Task goal -
Copy every line of the entries that includes the word "relative".

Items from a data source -
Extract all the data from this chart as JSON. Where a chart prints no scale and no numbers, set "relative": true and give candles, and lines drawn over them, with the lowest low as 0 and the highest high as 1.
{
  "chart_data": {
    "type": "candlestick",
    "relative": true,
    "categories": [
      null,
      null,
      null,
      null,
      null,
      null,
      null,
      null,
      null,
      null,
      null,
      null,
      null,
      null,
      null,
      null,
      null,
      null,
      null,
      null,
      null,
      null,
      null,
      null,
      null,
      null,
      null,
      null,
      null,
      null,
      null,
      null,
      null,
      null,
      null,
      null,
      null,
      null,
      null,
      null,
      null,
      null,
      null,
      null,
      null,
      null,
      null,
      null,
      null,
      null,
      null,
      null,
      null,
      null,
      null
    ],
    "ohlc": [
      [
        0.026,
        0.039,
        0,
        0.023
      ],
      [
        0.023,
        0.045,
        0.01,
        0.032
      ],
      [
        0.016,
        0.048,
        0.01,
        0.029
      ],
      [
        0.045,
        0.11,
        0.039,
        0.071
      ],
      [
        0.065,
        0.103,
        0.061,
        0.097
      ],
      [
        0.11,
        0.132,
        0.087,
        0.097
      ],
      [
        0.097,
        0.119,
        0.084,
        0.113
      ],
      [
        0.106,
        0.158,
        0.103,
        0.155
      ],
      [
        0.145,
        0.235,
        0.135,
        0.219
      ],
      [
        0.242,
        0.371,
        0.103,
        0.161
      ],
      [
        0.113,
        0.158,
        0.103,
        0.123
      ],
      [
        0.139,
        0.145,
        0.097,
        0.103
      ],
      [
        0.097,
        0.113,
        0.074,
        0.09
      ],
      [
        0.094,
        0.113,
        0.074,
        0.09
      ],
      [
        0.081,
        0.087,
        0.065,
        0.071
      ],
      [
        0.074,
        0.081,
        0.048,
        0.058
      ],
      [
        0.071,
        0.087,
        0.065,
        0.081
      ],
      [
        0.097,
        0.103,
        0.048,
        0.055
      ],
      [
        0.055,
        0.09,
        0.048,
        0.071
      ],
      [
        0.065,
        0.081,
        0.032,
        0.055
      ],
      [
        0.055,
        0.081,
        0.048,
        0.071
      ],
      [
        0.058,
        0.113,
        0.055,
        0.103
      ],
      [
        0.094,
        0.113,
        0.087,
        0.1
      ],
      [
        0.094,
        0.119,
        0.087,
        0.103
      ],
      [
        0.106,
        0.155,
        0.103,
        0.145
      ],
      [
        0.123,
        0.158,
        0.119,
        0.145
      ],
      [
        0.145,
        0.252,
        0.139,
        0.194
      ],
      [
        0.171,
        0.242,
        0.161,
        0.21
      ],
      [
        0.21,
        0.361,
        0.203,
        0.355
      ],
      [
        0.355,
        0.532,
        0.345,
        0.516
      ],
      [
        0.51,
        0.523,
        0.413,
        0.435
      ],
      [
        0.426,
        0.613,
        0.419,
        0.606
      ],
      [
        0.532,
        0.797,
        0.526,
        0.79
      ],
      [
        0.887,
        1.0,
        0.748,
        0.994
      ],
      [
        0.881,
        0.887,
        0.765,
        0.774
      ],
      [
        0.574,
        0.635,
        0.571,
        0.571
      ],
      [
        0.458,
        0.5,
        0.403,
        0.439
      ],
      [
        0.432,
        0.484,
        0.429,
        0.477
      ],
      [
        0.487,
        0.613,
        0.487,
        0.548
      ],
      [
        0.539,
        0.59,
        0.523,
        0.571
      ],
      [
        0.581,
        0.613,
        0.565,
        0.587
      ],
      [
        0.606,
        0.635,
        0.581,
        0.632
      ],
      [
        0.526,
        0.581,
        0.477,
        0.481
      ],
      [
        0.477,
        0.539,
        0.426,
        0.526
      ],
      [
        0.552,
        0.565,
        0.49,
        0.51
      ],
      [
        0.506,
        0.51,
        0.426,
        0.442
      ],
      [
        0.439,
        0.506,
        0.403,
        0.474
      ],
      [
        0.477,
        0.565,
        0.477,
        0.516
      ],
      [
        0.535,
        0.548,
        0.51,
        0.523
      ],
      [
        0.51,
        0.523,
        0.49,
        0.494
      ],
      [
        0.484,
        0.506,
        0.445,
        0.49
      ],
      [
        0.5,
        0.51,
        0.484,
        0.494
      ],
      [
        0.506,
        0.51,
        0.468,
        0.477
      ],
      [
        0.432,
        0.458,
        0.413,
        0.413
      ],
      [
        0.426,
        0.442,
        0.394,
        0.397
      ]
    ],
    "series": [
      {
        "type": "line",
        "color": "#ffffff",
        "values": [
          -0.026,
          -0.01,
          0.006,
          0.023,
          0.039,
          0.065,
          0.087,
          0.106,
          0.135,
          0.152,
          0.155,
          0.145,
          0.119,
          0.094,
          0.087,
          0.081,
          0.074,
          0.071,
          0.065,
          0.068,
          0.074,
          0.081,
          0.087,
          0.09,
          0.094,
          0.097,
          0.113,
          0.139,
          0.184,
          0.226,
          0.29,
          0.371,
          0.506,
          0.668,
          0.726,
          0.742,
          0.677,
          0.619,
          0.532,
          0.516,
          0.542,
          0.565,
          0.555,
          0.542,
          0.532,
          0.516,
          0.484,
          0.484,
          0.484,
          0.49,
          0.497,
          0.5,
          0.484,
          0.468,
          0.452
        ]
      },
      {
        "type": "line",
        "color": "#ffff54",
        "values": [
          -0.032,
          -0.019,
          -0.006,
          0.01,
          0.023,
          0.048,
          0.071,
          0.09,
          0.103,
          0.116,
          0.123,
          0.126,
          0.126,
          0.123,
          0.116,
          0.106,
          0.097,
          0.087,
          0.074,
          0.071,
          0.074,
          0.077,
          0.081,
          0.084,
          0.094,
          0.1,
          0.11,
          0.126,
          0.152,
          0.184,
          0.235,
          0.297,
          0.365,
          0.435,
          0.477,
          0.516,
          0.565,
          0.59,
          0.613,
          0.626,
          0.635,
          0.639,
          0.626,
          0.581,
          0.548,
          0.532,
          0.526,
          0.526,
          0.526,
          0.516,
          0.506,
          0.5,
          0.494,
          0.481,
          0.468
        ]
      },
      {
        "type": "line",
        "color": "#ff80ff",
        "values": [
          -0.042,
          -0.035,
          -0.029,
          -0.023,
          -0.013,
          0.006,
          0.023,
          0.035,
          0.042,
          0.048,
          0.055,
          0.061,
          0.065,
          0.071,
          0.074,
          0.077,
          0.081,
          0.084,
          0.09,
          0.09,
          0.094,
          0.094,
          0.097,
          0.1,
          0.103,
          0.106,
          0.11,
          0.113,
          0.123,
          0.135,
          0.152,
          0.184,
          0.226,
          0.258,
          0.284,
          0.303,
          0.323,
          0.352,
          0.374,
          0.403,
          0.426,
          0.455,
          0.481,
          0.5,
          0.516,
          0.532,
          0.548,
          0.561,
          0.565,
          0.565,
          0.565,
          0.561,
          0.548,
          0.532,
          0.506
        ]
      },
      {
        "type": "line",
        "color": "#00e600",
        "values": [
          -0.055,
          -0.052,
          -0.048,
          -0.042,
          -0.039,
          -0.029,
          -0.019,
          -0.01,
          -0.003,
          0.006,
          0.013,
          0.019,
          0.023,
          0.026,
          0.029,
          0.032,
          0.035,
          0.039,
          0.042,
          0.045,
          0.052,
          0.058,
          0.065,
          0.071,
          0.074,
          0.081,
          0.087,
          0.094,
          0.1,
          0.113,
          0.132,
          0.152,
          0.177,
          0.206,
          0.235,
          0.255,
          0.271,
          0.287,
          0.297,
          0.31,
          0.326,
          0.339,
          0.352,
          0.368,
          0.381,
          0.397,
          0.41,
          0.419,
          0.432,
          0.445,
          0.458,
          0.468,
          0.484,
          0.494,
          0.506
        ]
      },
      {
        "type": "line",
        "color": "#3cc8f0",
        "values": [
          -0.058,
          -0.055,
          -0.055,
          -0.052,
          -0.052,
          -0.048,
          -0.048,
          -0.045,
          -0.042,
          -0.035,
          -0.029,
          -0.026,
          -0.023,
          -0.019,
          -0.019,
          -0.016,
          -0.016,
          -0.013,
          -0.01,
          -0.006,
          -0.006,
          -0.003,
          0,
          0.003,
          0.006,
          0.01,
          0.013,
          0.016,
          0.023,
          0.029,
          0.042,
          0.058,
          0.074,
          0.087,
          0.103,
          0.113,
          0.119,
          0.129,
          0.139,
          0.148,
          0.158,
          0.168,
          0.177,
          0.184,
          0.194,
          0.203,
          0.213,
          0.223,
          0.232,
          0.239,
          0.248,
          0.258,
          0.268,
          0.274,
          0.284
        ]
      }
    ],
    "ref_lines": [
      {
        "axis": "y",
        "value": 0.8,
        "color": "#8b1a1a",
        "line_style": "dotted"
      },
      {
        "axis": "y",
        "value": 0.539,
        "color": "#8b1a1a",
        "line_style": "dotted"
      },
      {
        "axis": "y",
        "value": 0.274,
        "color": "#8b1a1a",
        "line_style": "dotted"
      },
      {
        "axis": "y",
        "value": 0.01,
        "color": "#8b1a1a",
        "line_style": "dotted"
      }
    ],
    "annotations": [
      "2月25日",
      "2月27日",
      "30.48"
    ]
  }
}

Reply to the task -
Extract all the data from this chart as JSON. Where a chart prints no scale and no numbers, set "relative": true and give candles, and lines drawn over them, with the lowest low as 0 and the highest high as 1.
    "relative": true,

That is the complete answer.